DIRECTIVE | Here are some records. Copy each one exactly.

DATASET |
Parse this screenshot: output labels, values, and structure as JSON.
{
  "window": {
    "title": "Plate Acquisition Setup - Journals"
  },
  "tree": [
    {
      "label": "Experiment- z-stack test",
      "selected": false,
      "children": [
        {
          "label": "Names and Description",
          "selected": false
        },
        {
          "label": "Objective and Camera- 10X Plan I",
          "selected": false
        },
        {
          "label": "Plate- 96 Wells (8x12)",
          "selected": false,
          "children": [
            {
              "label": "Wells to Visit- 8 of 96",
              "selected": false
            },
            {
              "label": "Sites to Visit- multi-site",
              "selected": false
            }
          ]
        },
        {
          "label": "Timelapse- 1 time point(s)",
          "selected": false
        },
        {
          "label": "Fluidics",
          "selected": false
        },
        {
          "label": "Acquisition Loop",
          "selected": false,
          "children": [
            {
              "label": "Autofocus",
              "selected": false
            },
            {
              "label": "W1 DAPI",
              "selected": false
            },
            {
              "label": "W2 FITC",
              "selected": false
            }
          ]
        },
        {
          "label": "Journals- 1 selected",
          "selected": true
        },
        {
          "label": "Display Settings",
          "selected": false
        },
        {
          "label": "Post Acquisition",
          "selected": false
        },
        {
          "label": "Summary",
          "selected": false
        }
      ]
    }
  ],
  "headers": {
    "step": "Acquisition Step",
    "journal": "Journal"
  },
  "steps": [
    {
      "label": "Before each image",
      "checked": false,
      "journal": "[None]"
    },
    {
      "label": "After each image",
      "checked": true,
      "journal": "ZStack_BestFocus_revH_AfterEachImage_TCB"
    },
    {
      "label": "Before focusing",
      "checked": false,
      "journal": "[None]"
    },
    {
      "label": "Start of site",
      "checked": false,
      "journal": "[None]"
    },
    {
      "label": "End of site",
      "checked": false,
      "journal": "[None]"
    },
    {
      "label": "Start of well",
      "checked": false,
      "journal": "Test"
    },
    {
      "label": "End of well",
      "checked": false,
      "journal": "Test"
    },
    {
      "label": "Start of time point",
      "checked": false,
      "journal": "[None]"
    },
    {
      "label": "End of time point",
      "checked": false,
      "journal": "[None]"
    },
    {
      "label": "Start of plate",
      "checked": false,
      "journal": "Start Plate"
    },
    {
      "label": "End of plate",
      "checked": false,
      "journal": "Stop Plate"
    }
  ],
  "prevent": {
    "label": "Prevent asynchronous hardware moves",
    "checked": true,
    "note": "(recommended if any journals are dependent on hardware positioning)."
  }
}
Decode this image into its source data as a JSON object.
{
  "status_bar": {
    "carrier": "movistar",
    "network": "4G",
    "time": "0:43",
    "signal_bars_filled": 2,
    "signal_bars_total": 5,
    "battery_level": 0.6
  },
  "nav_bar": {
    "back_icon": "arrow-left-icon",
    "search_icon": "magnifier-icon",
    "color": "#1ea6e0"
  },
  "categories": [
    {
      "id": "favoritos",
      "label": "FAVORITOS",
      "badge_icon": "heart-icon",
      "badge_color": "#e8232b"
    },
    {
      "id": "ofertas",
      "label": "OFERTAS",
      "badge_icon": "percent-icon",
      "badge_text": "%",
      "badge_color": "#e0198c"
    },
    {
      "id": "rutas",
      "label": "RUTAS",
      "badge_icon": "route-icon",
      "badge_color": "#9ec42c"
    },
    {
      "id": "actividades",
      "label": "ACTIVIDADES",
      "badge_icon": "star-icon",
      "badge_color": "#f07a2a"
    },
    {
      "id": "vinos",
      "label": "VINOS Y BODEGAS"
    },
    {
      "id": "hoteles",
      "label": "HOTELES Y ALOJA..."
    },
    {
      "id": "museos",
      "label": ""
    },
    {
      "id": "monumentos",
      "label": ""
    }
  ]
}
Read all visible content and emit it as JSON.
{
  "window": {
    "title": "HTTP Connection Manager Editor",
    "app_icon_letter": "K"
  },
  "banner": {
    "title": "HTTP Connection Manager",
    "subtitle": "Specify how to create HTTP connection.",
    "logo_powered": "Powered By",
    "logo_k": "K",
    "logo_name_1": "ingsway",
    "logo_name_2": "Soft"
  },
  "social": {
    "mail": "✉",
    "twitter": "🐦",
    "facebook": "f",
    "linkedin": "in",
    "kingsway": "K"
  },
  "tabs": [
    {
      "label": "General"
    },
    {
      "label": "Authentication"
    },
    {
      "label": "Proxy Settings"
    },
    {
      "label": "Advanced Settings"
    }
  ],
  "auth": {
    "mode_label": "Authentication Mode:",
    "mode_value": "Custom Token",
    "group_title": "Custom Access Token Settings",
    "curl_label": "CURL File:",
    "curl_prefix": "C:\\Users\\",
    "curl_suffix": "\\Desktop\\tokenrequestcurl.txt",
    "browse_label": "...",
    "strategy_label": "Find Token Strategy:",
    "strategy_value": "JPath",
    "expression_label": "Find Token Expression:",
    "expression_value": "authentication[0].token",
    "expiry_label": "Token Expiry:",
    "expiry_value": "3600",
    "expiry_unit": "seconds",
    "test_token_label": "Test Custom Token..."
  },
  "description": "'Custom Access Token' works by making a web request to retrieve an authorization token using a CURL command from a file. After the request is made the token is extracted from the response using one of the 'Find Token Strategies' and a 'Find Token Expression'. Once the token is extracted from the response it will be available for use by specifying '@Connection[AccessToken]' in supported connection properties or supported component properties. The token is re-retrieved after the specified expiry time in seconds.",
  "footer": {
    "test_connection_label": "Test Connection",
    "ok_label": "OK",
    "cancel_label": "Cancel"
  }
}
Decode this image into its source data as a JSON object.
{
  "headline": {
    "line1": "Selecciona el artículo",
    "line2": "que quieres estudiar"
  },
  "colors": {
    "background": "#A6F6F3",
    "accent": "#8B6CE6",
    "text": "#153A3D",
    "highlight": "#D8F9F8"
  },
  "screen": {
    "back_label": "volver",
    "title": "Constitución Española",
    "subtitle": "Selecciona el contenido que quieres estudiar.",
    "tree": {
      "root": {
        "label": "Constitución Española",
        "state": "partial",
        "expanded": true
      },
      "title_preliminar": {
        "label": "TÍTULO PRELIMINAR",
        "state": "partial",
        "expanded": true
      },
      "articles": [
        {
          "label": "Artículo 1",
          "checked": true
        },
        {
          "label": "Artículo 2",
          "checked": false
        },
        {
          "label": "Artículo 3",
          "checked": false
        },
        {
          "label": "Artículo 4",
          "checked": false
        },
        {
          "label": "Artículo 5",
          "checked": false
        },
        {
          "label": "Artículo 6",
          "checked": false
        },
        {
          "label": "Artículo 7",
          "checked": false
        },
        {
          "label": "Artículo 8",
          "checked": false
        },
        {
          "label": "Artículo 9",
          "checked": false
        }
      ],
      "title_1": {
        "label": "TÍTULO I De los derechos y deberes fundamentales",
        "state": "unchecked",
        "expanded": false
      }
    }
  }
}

COMPLETE RESPONSE |
Parse this screenshot: output labels, values, and structure as JSON.
{
  "window": {
    "title": "Plate Acquisition Setup - Journals"
  },
  "tree": [
    {
      "label": "Experiment- z-stack test",
      "selected": false,
      "children": [
        {
          "label": "Names and Description",
          "selected": false
        },
        {
          "label": "Objective and Camera- 10X Plan I",
          "selected": false
        },
        {
          "label": "Plate- 96 Wells (8x12)",
          "selected": false,
          "children": [
            {
              "label": "Wells to Visit- 8 of 96",
              "selected": false
            },
            {
              "label": "Sites to Visit- multi-site",
              "selected": false
            }
          ]
        },
        {
          "label": "Timelapse- 1 time point(s)",
          "selected": false
        },
        {
          "label": "Fluidics",
          "selected": false
        },
        {
          "label": "Acquisition Loop",
          "selected": false,
          "children": [
            {
              "label": "Autofocus",
              "selected": false
            },
            {
              "label": "W1 DAPI",
              "selected": false
            },
            {
              "label": "W2 FITC",
              "selected": false
            }
          ]
        },
        {
          "label": "Journals- 1 selected",
          "selected": true
        },
        {
          "label": "Display Settings",
          "selected": false
        },
        {
          "label": "Post Acquisition",
          "selected": false
        },
        {
          "label": "Summary",
          "selected": false
        }
      ]
    }
  ],
  "headers": {
    "step": "Acquisition Step",
    "journal": "Journal"
  },
  "steps": [
    {
      "label": "Before each image",
      "checked": false,
      "journal": "[None]"
    },
    {
      "label": "After each image",
      "checked": true,
      "journal": "ZStack_BestFocus_revH_AfterEachImage_TCB"
    },
    {
      "label": "Before focusing",
      "checked": false,
      "journal": "[None]"
    },
    {
      "label": "Start of site",
      "checked": false,
      "journal": "[None]"
    },
    {
      "label": "End of site",
      "checked": false,
      "journal": "[None]"
    },
    {
      "label": "Start of well",
      "checked": false,
      "journal": "Test"
    },
    {
      "label": "End of well",
      "checked": false,
      "journal": "Test"
    },
    {
      "label": "Start of time point",
      "checked": false,
      "journal": "[None]"
    },
    {
      "label": "End of time point",
      "checked": false,
      "journal": "[None]"
    },
    {
      "label": "Start of plate",
      "checked": false,
      "journal": "Start Plate"
    },
    {
      "label": "End of plate",
      "checked": false,
      "journal": "Stop Plate"
    }
  ],
  "prevent": {
    "label": "Prevent asynchronous hardware moves",
    "checked": true,
    "note": "(recommended if any journals are dependent on hardware positioning)."
  }
}
Decode this image into its source data as a JSON object.
{
  "status_bar": {
    "carrier": "movistar",
    "network": "4G",
    "time": "0:43",
    "signal_bars_filled": 2,
    "signal_bars_total": 5,
    "battery_level": 0.6
  },
  "nav_bar": {
    "back_icon": "arrow-left-icon",
    "search_icon": "magnifier-icon",
    "color": "#1ea6e0"
  },
  "categories": [
    {
      "id": "favoritos",
      "label": "FAVORITOS",
      "badge_icon": "heart-icon",
      "badge_color": "#e8232b"
    },
    {
      "id": "ofertas",
      "label": "OFERTAS",
      "badge_icon": "percent-icon",
      "badge_text": "%",
      "badge_color": "#e0198c"
    },
    {
      "id": "rutas",
      "label": "RUTAS",
      "badge_icon": "route-icon",
      "badge_color": "#9ec42c"
    },
    {
      "id": "actividades",
      "label": "ACTIVIDADES",
      "badge_icon": "star-icon",
      "badge_color": "#f07a2a"
    },
    {
      "id": "vinos",
      "label": "VINOS Y BODEGAS"
    },
    {
      "id": "hoteles",
      "label": "HOTELES Y ALOJA..."
    },
    {
      "id": "museos",
      "label": ""
    },
    {
      "id": "monumentos",
      "label": ""
    }
  ]
}
Read all visible content and emit it as JSON.
{
  "window": {
    "title": "HTTP Connection Manager Editor",
    "app_icon_letter": "K"
  },
  "banner": {
    "title": "HTTP Connection Manager",
    "subtitle": "Specify how to create HTTP connection.",
    "logo_powered": "Powered By",
    "logo_k": "K",
    "logo_name_1": "ingsway",
    "logo_name_2": "Soft"
  },
  "social": {
    "mail": "✉",
    "twitter": "🐦",
    "facebook": "f",
    "linkedin": "in",
    "kingsway": "K"
  },
  "tabs": [
    {
      "label": "General"
    },
    {
      "label": "Authentication"
    },
    {
      "label": "Proxy Settings"
    },
    {
      "label": "Advanced Settings"
    }
  ],
  "auth": {
    "mode_label": "Authentication Mode:",
    "mode_value": "Custom Token",
    "group_title": "Custom Access Token Settings",
    "curl_label": "CURL File:",
    "curl_prefix": "C:\\Users\\",
    "curl_suffix": "\\Desktop\\tokenrequestcurl.txt",
    "browse_label": "...",
    "strategy_label": "Find Token Strategy:",
    "strategy_value": "JPath",
    "expression_label": "Find Token Expression:",
    "expression_value": "authentication[0].token",
    "expiry_label": "Token Expiry:",
    "expiry_value": "3600",
    "expiry_unit": "seconds",
    "test_token_label": "Test Custom Token..."
  },
  "description": "'Custom Access Token' works by making a web request to retrieve an authorization token using a CURL command from a file. After the request is made the token is extracted from the response using one of the 'Find Token Strategies' and a 'Find Token Expression'. Once the token is extracted from the response it will be available for use by specifying '@Connection[AccessToken]' in supported connection properties or supported component properties. The token is re-retrieved after the specified expiry time in seconds.",
  "footer": {
    "test_connection_label": "Test Connection",
    "ok_label": "OK",
    "cancel_label": "Cancel"
  }
}
Decode this image into its source data as a JSON object.
{
  "headline": {
    "line1": "Selecciona el artículo",
    "line2": "que quieres estudiar"
  },
  "colors": {
    "background": "#A6F6F3",
    "accent": "#8B6CE6",
    "text": "#153A3D",
    "highlight": "#D8F9F8"
  },
  "screen": {
    "back_label": "volver",
    "title": "Constitución Española",
    "subtitle": "Selecciona el contenido que quieres estudiar.",
    "tree": {
      "root": {
        "label": "Constitución Española",
        "state": "partial",
        "expanded": true
      },
      "title_preliminar": {
        "label": "TÍTULO PRELIMINAR",
        "state": "partial",
        "expanded": true
      },
      "articles": [
        {
          "label": "Artículo 1",
          "checked": true
        },
        {
          "label": "Artículo 2",
          "checked": false
        },
        {
          "label": "Artículo 3",
          "checked": false
        },
        {
          "label": "Artículo 4",
          "checked": false
        },
        {
          "label": "Artículo 5",
          "checked": false
        },
        {
          "label": "Artículo 6",
          "checked": false
        },
        {
          "label": "Artículo 7",
          "checked": false
        },
        {
          "label": "Artículo 8",
          "checked": false
        },
        {
          "label": "Artículo 9",
          "checked": false
        }
      ],
      "title_1": {
        "label": "TÍTULO I De los derechos y deberes fundamentales",
        "state": "unchecked",
        "expanded": false
      }
    }
  }
}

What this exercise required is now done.